The request |
Pick out every line that holds the string "habe" and copy it.

[Rows from a dataset]
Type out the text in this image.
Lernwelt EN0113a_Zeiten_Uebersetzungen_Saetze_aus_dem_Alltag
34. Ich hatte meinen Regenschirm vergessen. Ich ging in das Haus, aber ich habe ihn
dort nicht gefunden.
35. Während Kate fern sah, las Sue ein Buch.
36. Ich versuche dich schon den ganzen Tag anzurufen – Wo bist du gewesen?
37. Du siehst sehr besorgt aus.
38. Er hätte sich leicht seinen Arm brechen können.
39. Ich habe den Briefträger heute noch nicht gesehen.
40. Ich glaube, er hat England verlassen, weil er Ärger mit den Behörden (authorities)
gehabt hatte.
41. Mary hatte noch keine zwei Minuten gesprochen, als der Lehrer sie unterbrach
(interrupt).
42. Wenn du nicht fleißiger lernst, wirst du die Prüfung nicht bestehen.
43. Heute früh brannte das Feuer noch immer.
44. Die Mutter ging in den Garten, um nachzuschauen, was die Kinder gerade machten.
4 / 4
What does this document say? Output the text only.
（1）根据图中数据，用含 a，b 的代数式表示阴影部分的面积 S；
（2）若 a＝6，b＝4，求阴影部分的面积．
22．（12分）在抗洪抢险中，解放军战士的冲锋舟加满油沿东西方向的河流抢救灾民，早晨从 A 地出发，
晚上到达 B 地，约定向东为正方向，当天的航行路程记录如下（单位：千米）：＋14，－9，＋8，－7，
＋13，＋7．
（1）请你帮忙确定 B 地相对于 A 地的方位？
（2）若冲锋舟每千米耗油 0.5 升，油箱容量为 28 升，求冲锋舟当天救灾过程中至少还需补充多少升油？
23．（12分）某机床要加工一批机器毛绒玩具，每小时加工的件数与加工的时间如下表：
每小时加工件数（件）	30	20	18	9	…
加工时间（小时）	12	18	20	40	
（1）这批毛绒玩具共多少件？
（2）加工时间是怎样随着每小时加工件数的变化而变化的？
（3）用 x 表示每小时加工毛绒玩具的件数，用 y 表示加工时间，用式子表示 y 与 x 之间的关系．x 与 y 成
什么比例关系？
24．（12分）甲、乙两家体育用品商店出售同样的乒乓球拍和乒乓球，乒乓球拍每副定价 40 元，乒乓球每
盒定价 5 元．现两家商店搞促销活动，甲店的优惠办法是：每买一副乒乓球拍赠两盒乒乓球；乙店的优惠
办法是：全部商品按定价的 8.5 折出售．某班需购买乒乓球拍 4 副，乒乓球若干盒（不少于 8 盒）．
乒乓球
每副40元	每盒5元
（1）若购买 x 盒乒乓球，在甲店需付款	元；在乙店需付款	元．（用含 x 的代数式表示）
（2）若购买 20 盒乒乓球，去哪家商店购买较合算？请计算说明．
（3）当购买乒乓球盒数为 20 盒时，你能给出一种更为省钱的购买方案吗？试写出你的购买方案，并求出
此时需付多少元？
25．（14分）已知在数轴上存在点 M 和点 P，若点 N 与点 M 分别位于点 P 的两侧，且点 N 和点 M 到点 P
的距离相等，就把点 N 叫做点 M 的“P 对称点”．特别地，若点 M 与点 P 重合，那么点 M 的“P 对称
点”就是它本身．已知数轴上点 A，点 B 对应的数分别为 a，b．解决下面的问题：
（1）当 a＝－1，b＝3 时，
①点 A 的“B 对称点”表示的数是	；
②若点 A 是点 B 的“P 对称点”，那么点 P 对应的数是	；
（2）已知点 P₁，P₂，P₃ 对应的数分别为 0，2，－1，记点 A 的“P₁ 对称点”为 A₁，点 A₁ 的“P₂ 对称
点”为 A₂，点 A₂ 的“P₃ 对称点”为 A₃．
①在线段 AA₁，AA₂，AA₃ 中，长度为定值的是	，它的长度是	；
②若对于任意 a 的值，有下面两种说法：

Exercise result |
34. Ich hatte meinen Regenschirm vergessen. Ich ging in das Haus, aber ich habe ihn
39. Ich habe den Briefträger heute noch nicht gesehen.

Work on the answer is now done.